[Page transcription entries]
- Opening Delimiter -

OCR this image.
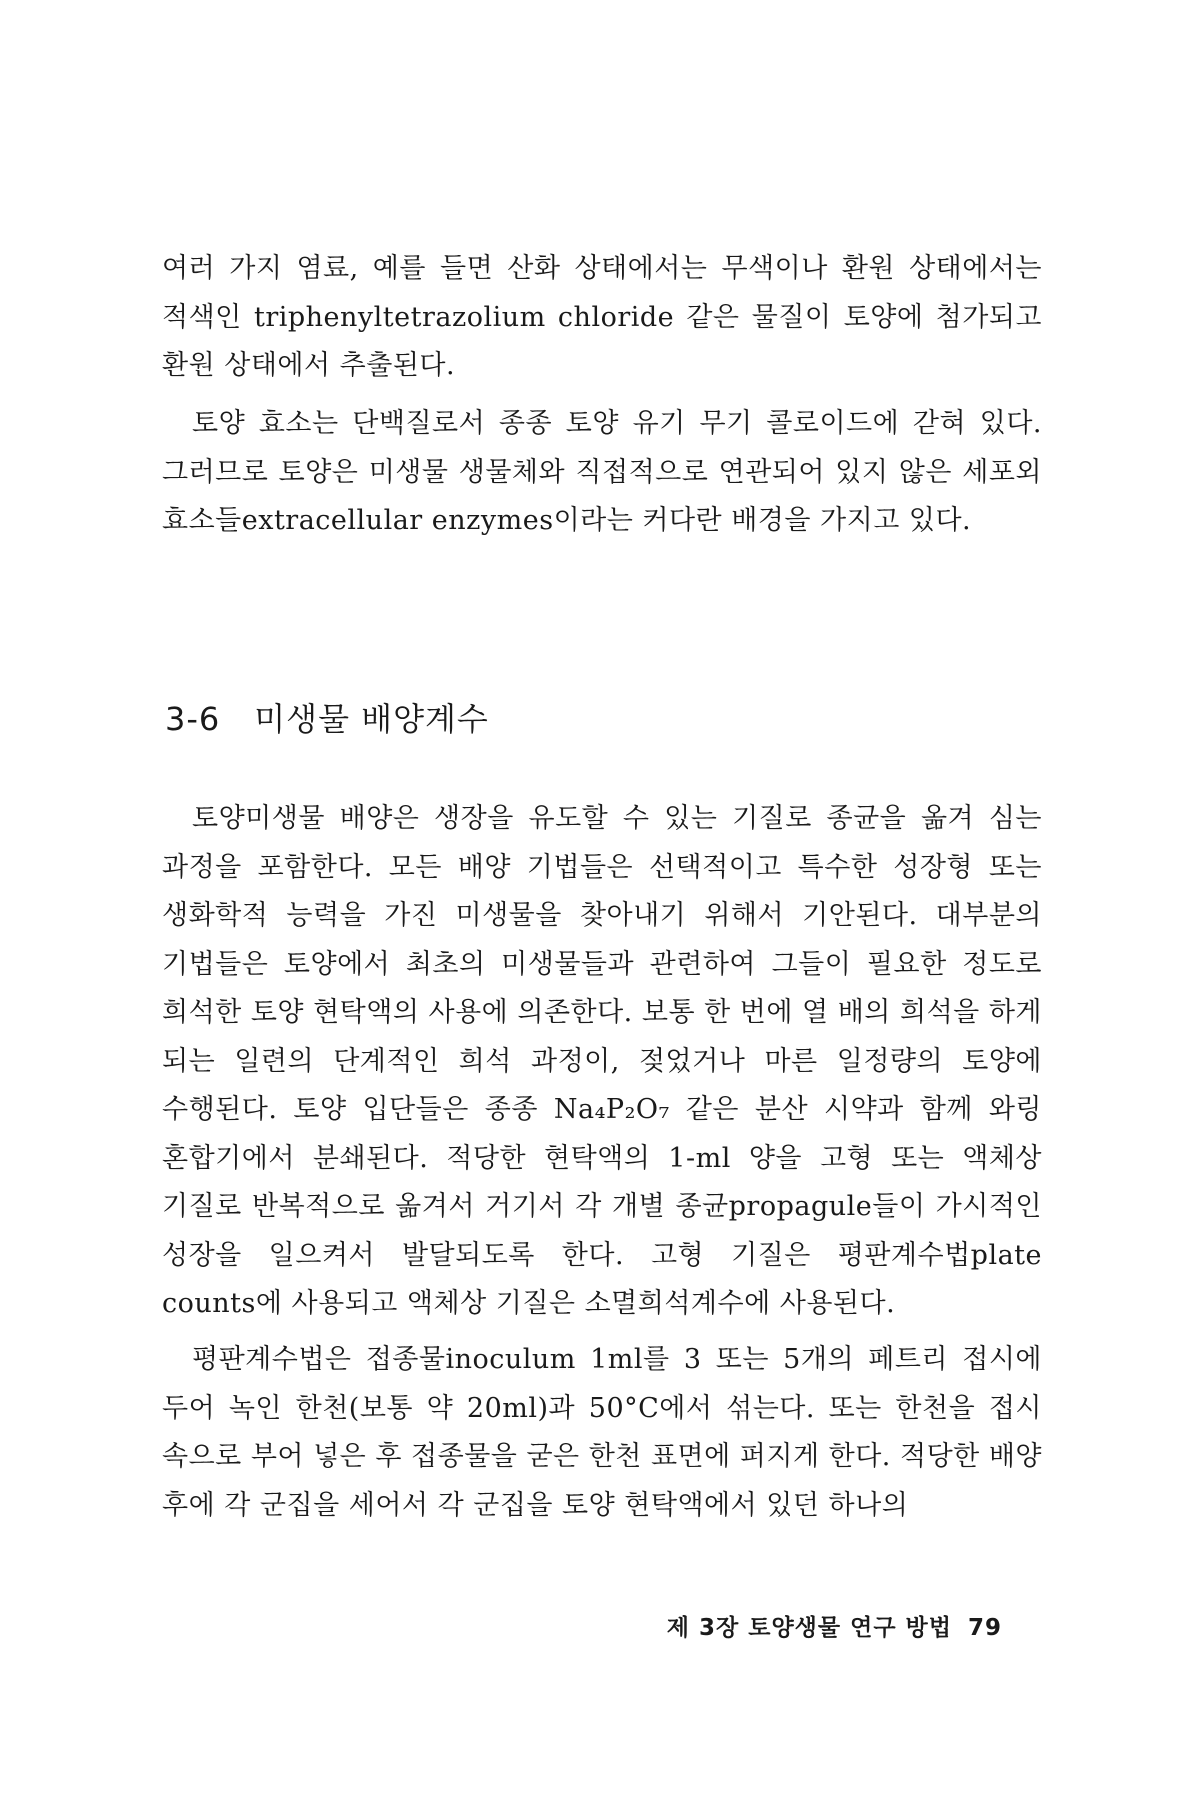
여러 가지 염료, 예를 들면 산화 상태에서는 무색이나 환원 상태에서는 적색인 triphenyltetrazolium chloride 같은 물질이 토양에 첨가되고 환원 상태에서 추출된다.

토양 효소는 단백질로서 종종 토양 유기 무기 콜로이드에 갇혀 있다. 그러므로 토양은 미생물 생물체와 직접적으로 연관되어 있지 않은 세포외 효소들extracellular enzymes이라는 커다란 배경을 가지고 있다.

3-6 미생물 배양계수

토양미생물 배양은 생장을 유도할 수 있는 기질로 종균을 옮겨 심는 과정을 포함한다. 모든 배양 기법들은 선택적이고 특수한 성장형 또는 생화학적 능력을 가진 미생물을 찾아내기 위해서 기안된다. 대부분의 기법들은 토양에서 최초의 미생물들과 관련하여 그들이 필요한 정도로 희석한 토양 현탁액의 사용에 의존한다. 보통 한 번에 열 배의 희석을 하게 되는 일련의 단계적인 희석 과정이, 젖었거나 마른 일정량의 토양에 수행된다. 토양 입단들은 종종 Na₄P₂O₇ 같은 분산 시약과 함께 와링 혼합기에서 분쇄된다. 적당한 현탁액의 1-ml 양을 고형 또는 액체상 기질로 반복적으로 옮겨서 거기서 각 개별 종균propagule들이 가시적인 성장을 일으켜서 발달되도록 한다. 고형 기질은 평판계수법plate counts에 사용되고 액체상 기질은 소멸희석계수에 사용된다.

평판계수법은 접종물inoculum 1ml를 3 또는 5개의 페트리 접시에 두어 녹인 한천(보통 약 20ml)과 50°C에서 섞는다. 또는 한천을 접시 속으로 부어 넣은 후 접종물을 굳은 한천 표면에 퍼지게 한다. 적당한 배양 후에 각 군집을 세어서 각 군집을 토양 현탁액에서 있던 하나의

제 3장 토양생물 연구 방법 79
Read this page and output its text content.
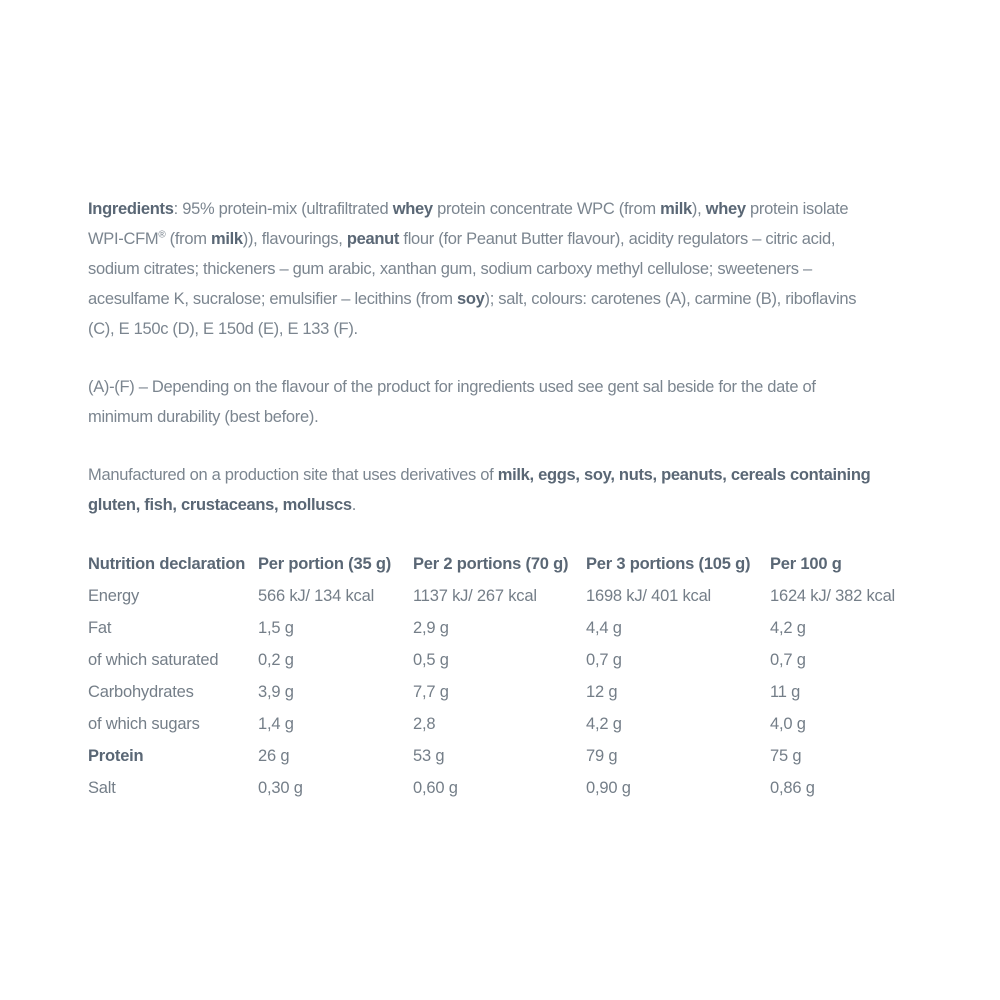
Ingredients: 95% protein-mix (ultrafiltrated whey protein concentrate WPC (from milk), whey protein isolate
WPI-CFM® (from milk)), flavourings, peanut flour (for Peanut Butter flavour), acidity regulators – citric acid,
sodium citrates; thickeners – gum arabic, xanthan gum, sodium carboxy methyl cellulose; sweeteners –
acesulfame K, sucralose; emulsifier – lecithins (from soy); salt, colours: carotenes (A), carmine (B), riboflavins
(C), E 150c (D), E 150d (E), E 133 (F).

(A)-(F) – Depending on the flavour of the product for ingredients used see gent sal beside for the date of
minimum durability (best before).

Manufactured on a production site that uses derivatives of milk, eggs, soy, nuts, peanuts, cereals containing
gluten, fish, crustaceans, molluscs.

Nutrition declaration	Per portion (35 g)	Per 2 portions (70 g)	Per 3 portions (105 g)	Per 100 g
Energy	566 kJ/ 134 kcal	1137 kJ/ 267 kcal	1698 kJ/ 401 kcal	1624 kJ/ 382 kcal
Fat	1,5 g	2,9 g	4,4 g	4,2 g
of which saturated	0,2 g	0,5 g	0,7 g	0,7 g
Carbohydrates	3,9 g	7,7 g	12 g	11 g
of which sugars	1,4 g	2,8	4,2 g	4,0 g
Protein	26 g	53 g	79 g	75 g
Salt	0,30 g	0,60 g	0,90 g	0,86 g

- Closing Delimiter -
- Opening Delimiter -

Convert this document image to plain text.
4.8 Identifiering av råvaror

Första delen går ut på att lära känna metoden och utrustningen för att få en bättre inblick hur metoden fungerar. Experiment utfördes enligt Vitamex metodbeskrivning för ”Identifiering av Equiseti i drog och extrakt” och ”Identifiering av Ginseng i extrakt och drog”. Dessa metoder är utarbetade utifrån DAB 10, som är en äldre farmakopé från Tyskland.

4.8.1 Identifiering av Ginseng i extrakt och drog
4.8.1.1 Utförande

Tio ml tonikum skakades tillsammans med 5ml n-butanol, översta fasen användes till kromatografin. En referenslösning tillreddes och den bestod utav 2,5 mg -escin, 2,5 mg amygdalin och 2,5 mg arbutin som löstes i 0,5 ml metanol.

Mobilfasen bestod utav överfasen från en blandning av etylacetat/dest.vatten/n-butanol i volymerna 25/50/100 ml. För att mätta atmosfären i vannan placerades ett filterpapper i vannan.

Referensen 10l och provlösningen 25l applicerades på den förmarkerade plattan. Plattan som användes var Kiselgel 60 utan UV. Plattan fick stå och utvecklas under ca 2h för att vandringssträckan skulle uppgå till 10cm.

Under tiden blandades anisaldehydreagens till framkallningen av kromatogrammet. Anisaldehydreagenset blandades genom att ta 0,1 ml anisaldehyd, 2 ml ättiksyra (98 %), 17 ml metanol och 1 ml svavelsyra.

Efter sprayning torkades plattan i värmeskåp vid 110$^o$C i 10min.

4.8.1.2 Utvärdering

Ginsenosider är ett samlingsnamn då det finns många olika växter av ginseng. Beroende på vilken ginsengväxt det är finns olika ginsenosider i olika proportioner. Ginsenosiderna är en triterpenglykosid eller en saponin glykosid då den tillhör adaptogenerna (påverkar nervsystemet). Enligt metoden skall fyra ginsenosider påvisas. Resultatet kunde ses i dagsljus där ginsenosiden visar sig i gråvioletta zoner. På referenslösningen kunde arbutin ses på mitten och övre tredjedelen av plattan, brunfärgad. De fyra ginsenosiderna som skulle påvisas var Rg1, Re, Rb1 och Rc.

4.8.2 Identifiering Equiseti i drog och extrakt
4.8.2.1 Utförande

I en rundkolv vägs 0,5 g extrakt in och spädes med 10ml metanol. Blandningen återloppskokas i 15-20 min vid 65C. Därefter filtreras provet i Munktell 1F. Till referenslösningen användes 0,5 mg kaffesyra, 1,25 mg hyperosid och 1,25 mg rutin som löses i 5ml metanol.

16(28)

- Closing Delimiter -
- Opening Delimiter -

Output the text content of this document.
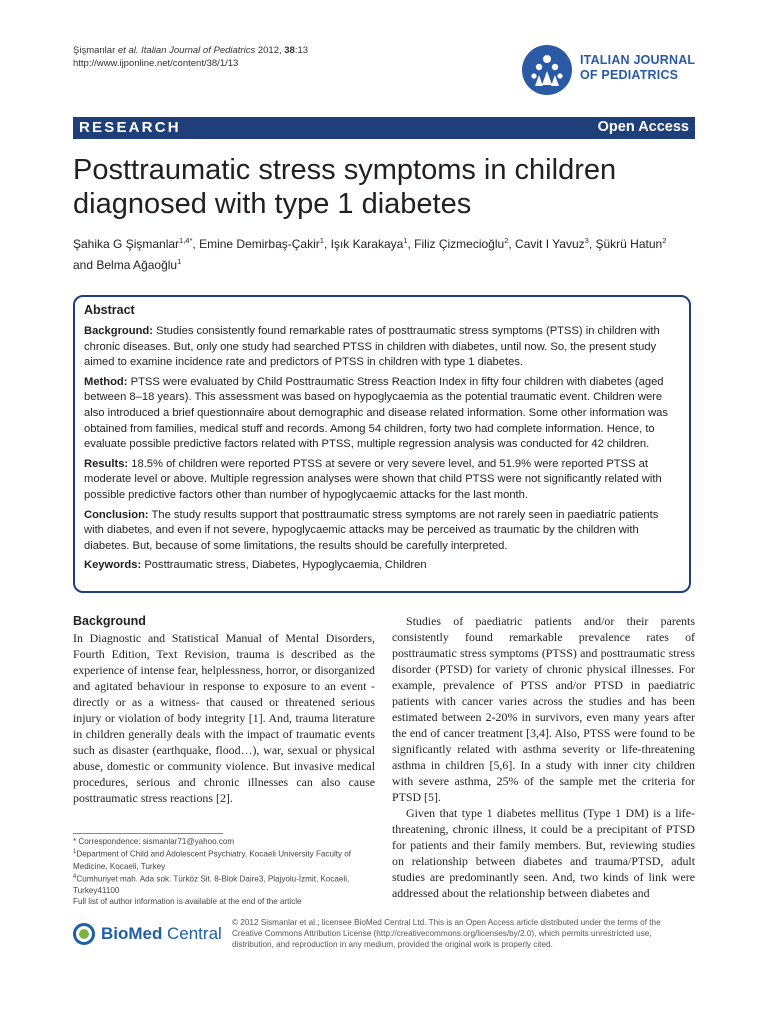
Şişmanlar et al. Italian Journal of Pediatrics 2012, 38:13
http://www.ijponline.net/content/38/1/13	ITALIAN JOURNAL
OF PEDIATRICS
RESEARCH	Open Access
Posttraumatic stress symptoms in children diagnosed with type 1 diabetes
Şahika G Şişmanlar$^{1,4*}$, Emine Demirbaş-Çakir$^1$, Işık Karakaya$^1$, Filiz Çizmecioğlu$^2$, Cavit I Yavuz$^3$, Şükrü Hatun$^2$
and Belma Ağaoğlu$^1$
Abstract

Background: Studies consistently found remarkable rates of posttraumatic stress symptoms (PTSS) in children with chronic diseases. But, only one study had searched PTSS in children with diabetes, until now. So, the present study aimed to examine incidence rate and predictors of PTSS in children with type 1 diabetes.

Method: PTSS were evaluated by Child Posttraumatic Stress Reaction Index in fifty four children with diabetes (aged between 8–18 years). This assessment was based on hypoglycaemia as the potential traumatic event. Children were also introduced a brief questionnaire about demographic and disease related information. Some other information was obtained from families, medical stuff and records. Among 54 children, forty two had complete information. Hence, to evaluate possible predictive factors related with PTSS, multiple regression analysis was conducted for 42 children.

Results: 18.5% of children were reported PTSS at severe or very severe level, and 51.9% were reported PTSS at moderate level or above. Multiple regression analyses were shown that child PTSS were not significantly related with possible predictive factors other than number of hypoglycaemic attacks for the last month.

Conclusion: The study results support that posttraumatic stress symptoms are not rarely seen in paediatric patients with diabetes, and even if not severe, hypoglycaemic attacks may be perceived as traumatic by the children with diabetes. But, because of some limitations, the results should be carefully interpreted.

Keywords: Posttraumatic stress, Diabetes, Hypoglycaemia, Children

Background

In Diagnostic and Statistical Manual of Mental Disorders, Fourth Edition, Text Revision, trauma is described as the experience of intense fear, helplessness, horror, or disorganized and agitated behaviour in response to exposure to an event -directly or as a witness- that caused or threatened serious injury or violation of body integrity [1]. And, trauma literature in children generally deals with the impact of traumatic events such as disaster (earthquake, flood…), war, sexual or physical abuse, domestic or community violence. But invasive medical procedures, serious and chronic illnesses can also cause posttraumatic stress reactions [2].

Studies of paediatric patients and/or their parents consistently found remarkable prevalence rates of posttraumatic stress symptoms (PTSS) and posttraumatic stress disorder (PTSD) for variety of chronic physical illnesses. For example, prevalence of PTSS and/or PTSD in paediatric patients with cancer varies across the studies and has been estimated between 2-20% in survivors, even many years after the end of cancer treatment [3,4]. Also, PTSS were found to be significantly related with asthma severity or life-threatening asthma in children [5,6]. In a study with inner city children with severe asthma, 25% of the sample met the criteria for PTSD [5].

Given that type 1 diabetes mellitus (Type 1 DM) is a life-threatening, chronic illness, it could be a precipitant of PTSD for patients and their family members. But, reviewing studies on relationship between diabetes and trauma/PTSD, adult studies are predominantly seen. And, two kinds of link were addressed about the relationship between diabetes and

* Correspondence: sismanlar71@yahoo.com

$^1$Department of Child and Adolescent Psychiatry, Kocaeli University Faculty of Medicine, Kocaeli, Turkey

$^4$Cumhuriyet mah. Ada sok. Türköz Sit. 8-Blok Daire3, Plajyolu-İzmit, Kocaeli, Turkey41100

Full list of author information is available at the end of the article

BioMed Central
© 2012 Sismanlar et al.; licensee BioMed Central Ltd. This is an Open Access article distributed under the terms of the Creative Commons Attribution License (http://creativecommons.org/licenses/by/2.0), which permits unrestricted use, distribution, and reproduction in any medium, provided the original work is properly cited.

- Closing Delimiter -

_What you will do:_
Whenever the string "flavour" shows up in a line of the records, copy that line.

_Expected output:_
WPI-CFM® (from milk)), flavourings, peanut flour (for Peanut Butter flavour), acidity regulators – citric acid,
(A)-(F) – Depending on the flavour of the product for ingredients used see gent sal beside for the date of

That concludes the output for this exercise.